§ **Short problem**
Look through the data below. Show each line where the string "dolor" occurs.

#### Stored data ####

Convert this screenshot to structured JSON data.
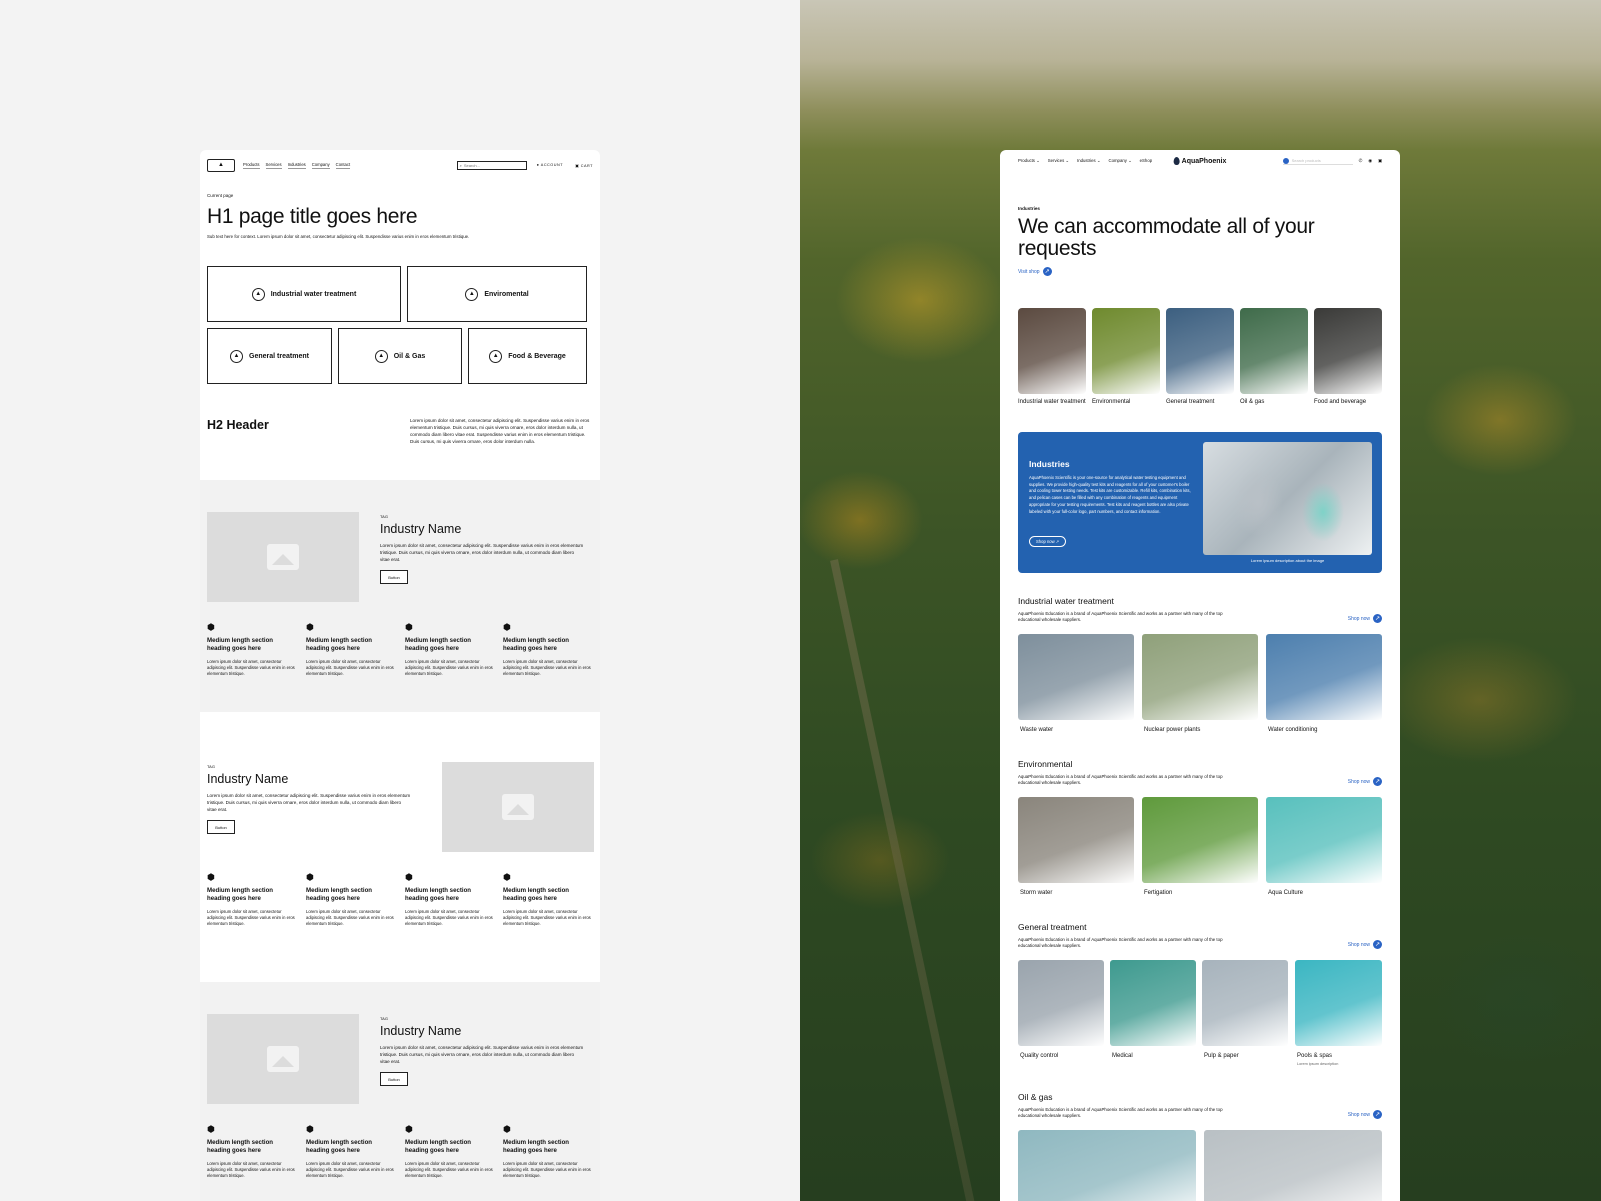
{
  "wireframe": {
    "nav": {
      "links": [
        "Products",
        "Services",
        "Industries",
        "Company",
        "Contact"
      ],
      "search_placeholder": "Search...",
      "account": "ACCOUNT",
      "cart": "CART"
    },
    "breadcrumb": "Current page",
    "h1": "H1 page title goes here",
    "subtitle": "Sub text here for context. Lorem ipsum dolor sit amet, consectetur adipiscing elit. Suspendisse varius enim in eros elementum tristique.",
    "cards": [
      "Industrial water treatment",
      "Enviromental",
      "General treatment",
      "Oil & Gas",
      "Food & Beverage"
    ],
    "h2": "H2 Header",
    "h2_paragraph": "Lorem ipsum dolor sit amet, consectetur adipiscing elit. Suspendisse varius enim in eros elementum tristique. Duis cursus, mi quis viverra ornare, eros dolor interdum nulla, ut commodo diam libero vitae erat. Suspendisse varius enim in eros elementum tristique. Duis cursus, mi quis viverra ornare, eros dolor interdum nulla.",
    "industry": {
      "tag": "TAG",
      "name": "Industry Name",
      "text": "Lorem ipsum dolor sit amet, consectetur adipiscing elit. Suspendisse varius enim in eros elementum tristique. Duis cursus, mi quis viverra ornare, eros dolor interdum nulla, ut commodo diam libero vitae erat.",
      "button": "Button"
    },
    "feature": {
      "heading": "Medium length section heading goes here",
      "text": "Lorem ipsum dolor sit amet, consectetur adipiscing elit. Suspendisse varius enim in eros elementum tristique."
    }
  },
  "site": {
    "nav": {
      "links": [
        "Products ⌄",
        "Services ⌄",
        "Industries ⌄",
        "Company ⌄",
        "eShop"
      ],
      "brand": "AquaPhoenix",
      "search_placeholder": "Search products"
    },
    "eyebrow": "Industries",
    "h1": "We can accommodate all of your requests",
    "visit": "Visit shop",
    "tiles": [
      {
        "label": "Industrial water treatment",
        "color": "#5b4a40"
      },
      {
        "label": "Environmental",
        "color": "#6f8a2e"
      },
      {
        "label": "General treatment",
        "color": "#3c5f80"
      },
      {
        "label": "Oil & gas",
        "color": "#3f6b4a"
      },
      {
        "label": "Food and beverage",
        "color": "#3a3a38"
      }
    ],
    "promo": {
      "title": "Industries",
      "text": "AquaPhoenix Scientific is your one-source for analytical water testing equipment and supplies. We provide high-quality test kits and reagents for all of your customer's boiler and cooling tower testing needs. Test kits are customizable. Refill kits, combination kits, and pelican cases can be filled with any combination of reagents and equipment appropriate for your testing requirements. Test kits and reagent bottles are also private labeled with your full-color logo, part numbers, and contact information.",
      "button": "Shop now ↗",
      "caption": "Lorem ipsum description about the image"
    },
    "groups": [
      {
        "title": "Industrial water treatment",
        "desc": "AquaPhoenix Education is a brand of AquaPhoenix Scientific and works as a partner with many of the top educational wholesale suppliers.",
        "shop": "Shop now",
        "items": [
          {
            "label": "Waste water",
            "color": "#7e8f9c"
          },
          {
            "label": "Nuclear power plants",
            "color": "#8fa07a"
          },
          {
            "label": "Water conditioning",
            "color": "#4d7fae"
          }
        ]
      },
      {
        "title": "Environmental",
        "desc": "AquaPhoenix Education is a brand of AquaPhoenix Scientific and works as a partner with many of the top educational wholesale suppliers.",
        "shop": "Shop now",
        "items": [
          {
            "label": "Storm water",
            "color": "#8a857c"
          },
          {
            "label": "Fertigation",
            "color": "#5f9a3c"
          },
          {
            "label": "Aqua Culture",
            "color": "#58c0bd"
          }
        ]
      },
      {
        "title": "General treatment",
        "desc": "AquaPhoenix Education is a brand of AquaPhoenix Scientific and works as a partner with many of the top educational wholesale suppliers.",
        "shop": "Shop now",
        "items": [
          {
            "label": "Quality control",
            "color": "#9aa4ad"
          },
          {
            "label": "Medical",
            "color": "#3e9a8f"
          },
          {
            "label": "Pulp & paper",
            "color": "#a7b3bc"
          },
          {
            "label": "Pools & spas",
            "color": "#3bb6c2",
            "sub": "Lorem ipsum description"
          }
        ]
      },
      {
        "title": "Oil & gas",
        "desc": "AquaPhoenix Education is a brand of AquaPhoenix Scientific and works as a partner with many of the top educational wholesale suppliers.",
        "shop": "Shop now",
        "items": [
          {
            "label": "",
            "color": "#8fb8c0"
          },
          {
            "label": "",
            "color": "#b9c0c4"
          }
        ]
      }
    ]
  }
}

####

§ **Result of the task**
    "subtitle": "Sub text here for context. Lorem ipsum dolor sit amet, consectetur adipiscing elit. Suspendisse varius enim in eros elementum tristique.",
    "h2_paragraph": "Lorem ipsum dolor sit amet, consectetur adipiscing elit. Suspendisse varius enim in eros elementum tristique. Duis cursus, mi quis viverra ornare, eros dolor interdum nulla, ut commodo diam libero vitae erat. Suspendisse varius enim in eros elementum tristique. Duis cursus, mi quis viverra ornare, eros dolor interdum nulla.",
      "text": "Lorem ipsum dolor sit amet, consectetur adipiscing elit. Suspendisse varius enim in eros elementum tristique. Duis cursus, mi quis viverra ornare, eros dolor interdum nulla, ut commodo diam libero vitae erat.",
      "text": "Lorem ipsum dolor sit amet, consectetur adipiscing elit. Suspendisse varius enim in eros elementum tristique."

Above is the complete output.